_Goal of the exercise:_ Your answer is a single number: the count of lines that contain the string "xlabel".

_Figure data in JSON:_
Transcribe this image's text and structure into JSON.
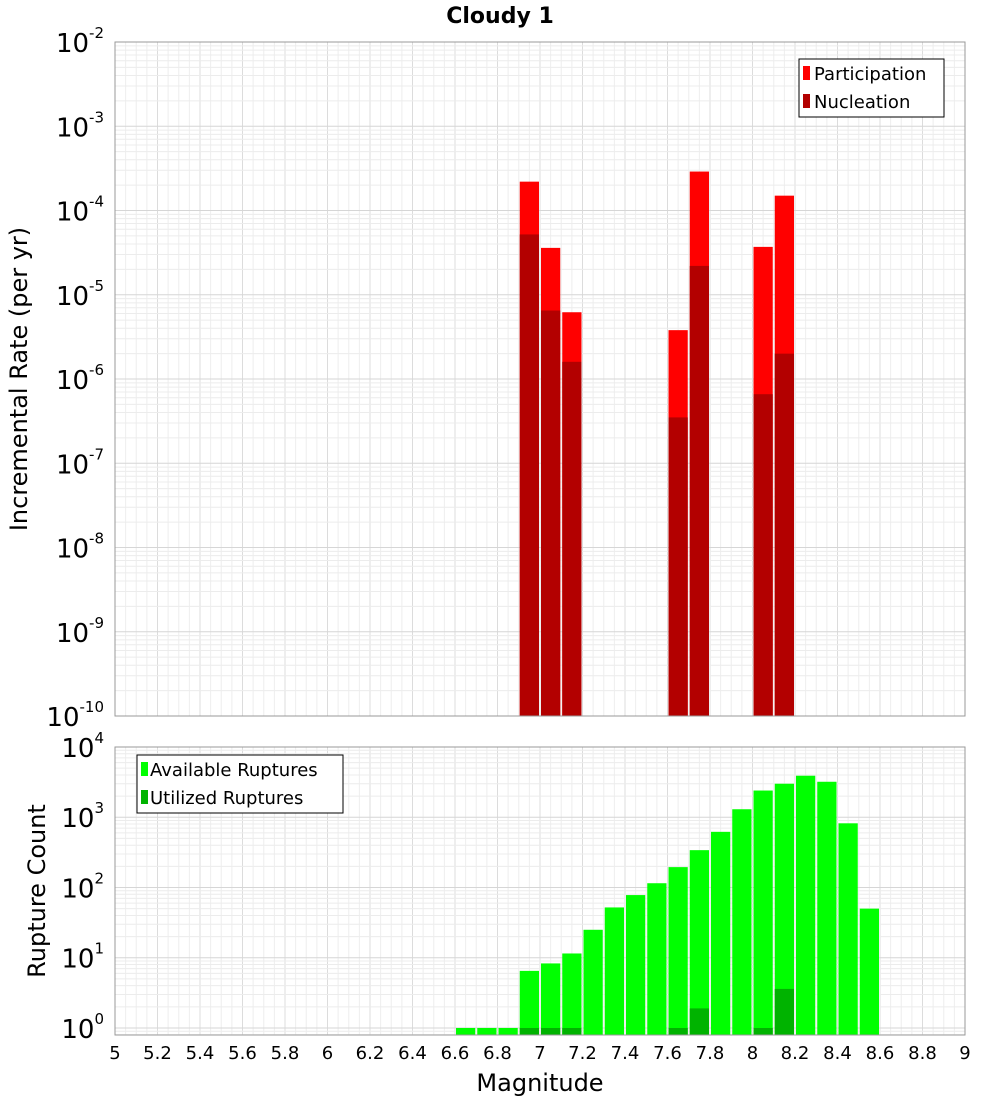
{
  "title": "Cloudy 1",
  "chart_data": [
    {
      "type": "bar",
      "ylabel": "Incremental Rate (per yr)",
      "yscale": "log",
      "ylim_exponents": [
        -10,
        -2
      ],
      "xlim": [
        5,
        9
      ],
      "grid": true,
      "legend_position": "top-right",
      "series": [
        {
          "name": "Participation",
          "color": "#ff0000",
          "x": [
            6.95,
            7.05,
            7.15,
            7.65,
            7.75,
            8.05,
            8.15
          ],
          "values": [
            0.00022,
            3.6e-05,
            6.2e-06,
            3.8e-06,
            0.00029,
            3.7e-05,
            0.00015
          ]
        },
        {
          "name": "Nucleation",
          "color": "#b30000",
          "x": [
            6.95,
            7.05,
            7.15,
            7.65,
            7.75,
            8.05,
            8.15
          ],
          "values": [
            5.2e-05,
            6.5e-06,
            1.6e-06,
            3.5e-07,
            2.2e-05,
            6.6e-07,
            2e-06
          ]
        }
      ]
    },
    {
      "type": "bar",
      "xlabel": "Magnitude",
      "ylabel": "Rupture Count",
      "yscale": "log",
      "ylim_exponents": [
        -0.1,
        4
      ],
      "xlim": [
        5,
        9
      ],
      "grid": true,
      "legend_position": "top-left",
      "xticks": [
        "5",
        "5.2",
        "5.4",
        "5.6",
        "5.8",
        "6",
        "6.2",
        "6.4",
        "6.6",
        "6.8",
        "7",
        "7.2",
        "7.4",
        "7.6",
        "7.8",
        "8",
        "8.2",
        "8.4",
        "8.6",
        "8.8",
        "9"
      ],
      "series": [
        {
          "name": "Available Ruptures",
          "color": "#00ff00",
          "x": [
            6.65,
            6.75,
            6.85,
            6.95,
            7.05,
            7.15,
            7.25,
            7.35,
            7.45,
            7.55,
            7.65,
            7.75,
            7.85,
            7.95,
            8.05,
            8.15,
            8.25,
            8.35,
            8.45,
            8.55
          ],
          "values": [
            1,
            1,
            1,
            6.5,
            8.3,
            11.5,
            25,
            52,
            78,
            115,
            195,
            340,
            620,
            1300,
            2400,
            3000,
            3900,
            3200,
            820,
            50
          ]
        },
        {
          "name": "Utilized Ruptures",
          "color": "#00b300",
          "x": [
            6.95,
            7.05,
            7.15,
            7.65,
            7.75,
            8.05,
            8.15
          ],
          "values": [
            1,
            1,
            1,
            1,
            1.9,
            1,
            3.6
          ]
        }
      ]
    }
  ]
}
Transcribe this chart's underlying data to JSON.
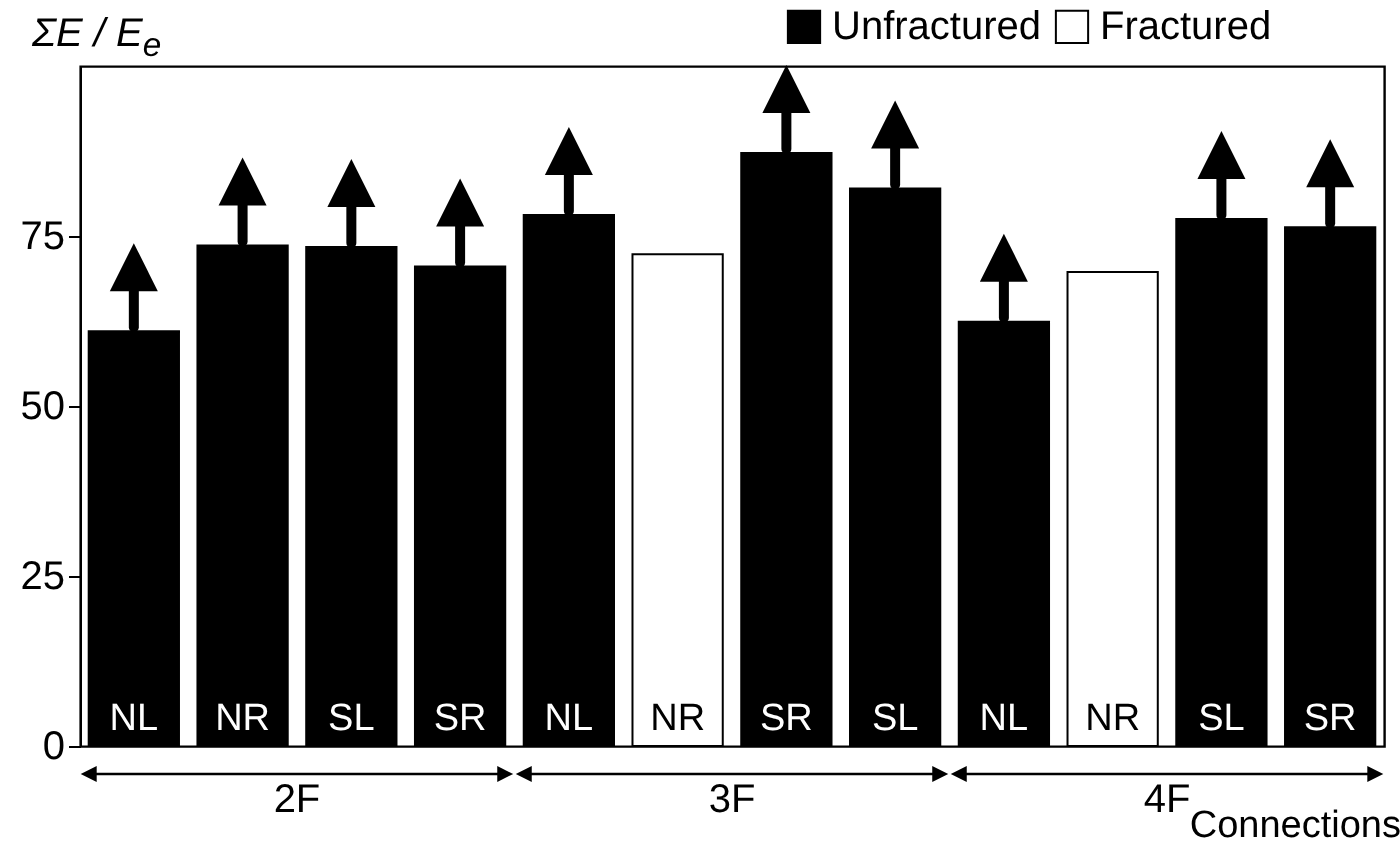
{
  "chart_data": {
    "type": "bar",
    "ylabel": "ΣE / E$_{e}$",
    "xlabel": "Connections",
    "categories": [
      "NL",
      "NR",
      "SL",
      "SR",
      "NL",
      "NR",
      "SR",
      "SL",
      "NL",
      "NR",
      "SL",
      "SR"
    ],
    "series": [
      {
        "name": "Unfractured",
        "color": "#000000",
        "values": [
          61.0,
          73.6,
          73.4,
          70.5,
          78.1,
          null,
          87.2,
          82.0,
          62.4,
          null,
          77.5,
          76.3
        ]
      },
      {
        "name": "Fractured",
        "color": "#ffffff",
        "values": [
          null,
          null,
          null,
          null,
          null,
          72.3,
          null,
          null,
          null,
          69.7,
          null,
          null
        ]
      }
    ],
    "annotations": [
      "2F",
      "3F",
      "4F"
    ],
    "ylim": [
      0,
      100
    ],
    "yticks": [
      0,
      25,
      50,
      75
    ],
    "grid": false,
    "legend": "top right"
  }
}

_Solution for this problem:_ 2